Collected data:
■ ■ ■
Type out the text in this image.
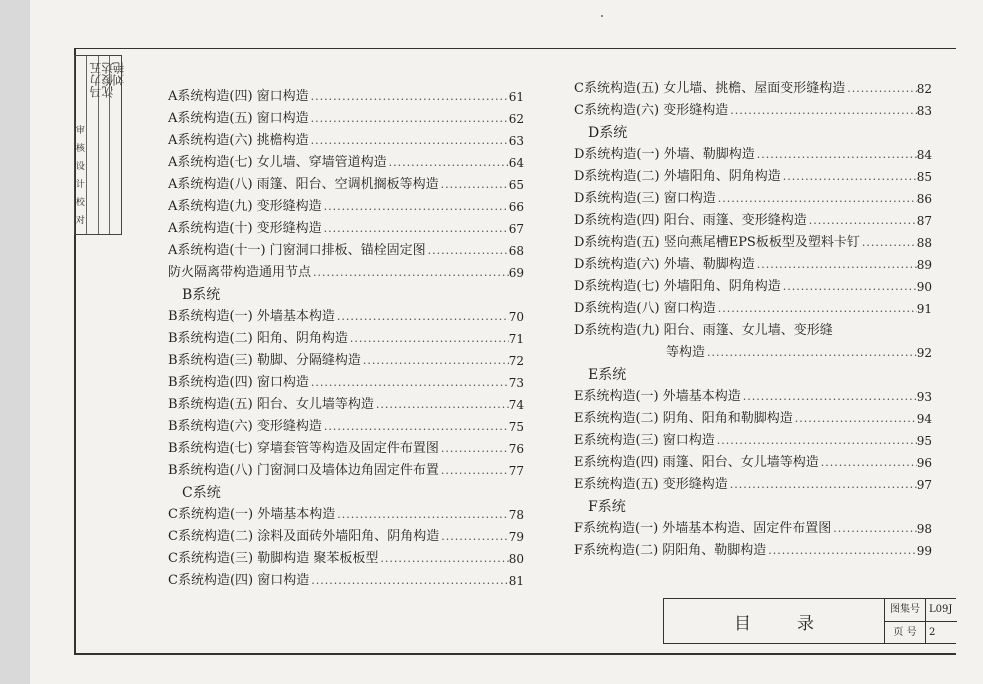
审
核
设
计
校
对
马力五
沈俊达
刘艳
A系统构造(四) 窗口构造 .....	61
A系统构造(五) 窗口构造 .....	62
A系统构造(六) 挑檐构造 .....	63
A系统构造(七) 女儿墙、穿墙管道构造 .....	64
A系统构造(八) 雨篷、阳台、空调机搁板等构造 .....	65
A系统构造(九) 变形缝构造 .....	66
A系统构造(十) 变形缝构造 .....	67
A系统构造(十一) 门窗洞口排板、锚栓固定图 .....	68
防火隔离带构造通用节点 .....	69
B系统
B系统构造(一) 外墙基本构造 .....	70
B系统构造(二) 阳角、阴角构造 .....	71
B系统构造(三) 勒脚、分隔缝构造 .....	72
B系统构造(四) 窗口构造 .....	73
B系统构造(五) 阳台、女儿墙等构造 .....	74
B系统构造(六) 变形缝构造 .....	75
B系统构造(七) 穿墙套管等构造及固定件布置图 .....	76
B系统构造(八) 门窗洞口及墙体边角固定件布置 .....	77
C系统
C系统构造(一) 外墙基本构造 .....	78
C系统构造(二) 涂料及面砖外墙阳角、阴角构造 .....	79
C系统构造(三) 勒脚构造 聚苯板板型 .....	80
C系统构造(四) 窗口构造 .....	81
C系统构造(五) 女儿墙、挑檐、屋面变形缝构造 .....	82
C系统构造(六) 变形缝构造 .....	83
D系统
D系统构造(一) 外墙、勒脚构造 .....	84
D系统构造(二) 外墙阳角、阴角构造 .....	85
D系统构造(三) 窗口构造 .....	86
D系统构造(四) 阳台、雨篷、变形缝构造 .....	87
D系统构造(五) 竖向燕尾槽EPS板板型及塑料卡钉 .....	88
D系统构造(六) 外墙、勒脚构造 .....	89
D系统构造(七) 外墙阳角、阴角构造 .....	90
D系统构造(八) 窗口构造 .....	91
D系统构造(九) 阳台、雨篷、女儿墙、变形缝
等构造 .....	92
E系统
E系统构造(一) 外墙基本构造 .....	93
E系统构造(二) 阴角、阳角和勒脚构造 .....	94
E系统构造(三) 窗口构造 .....	95
E系统构造(四) 雨篷、阳台、女儿墙等构造 .....	96
E系统构造(五) 变形缝构造 .....	97
F系统
F系统构造(一) 外墙基本构造、固定件布置图 .....	98
F系统构造(二) 阴阳角、勒脚构造 .....	99
目录
图集号 L09J
页 号	2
■ ■ ■
Without the pictures, restate each entry exactly.

#### Reply:
Type out the text in this image.
审
核
设
计
校
对
马力五
沈俊达
刘艳
A系统构造(四) 窗口构造 .....	61
A系统构造(五) 窗口构造 .....	62
A系统构造(六) 挑檐构造 .....	63
A系统构造(七) 女儿墙、穿墙管道构造 .....	64
A系统构造(八) 雨篷、阳台、空调机搁板等构造 .....	65
A系统构造(九) 变形缝构造 .....	66
A系统构造(十) 变形缝构造 .....	67
A系统构造(十一) 门窗洞口排板、锚栓固定图 .....	68
防火隔离带构造通用节点 .....	69
B系统
B系统构造(一) 外墙基本构造 .....	70
B系统构造(二) 阳角、阴角构造 .....	71
B系统构造(三) 勒脚、分隔缝构造 .....	72
B系统构造(四) 窗口构造 .....	73
B系统构造(五) 阳台、女儿墙等构造 .....	74
B系统构造(六) 变形缝构造 .....	75
B系统构造(七) 穿墙套管等构造及固定件布置图 .....	76
B系统构造(八) 门窗洞口及墙体边角固定件布置 .....	77
C系统
C系统构造(一) 外墙基本构造 .....	78
C系统构造(二) 涂料及面砖外墙阳角、阴角构造 .....	79
C系统构造(三) 勒脚构造 聚苯板板型 .....	80
C系统构造(四) 窗口构造 .....	81
C系统构造(五) 女儿墙、挑檐、屋面变形缝构造 .....	82
C系统构造(六) 变形缝构造 .....	83
D系统
D系统构造(一) 外墙、勒脚构造 .....	84
D系统构造(二) 外墙阳角、阴角构造 .....	85
D系统构造(三) 窗口构造 .....	86
D系统构造(四) 阳台、雨篷、变形缝构造 .....	87
D系统构造(五) 竖向燕尾槽EPS板板型及塑料卡钉 .....	88
D系统构造(六) 外墙、勒脚构造 .....	89
D系统构造(七) 外墙阳角、阴角构造 .....	90
D系统构造(八) 窗口构造 .....	91
D系统构造(九) 阳台、雨篷、女儿墙、变形缝
等构造 .....	92
E系统
E系统构造(一) 外墙基本构造 .....	93
E系统构造(二) 阴角、阳角和勒脚构造 .....	94
E系统构造(三) 窗口构造 .....	95
E系统构造(四) 雨篷、阳台、女儿墙等构造 .....	96
E系统构造(五) 变形缝构造 .....	97
F系统
F系统构造(一) 外墙基本构造、固定件布置图 .....	98
F系统构造(二) 阴阳角、勒脚构造 .....	99
目录
图集号 L09J
页 号	2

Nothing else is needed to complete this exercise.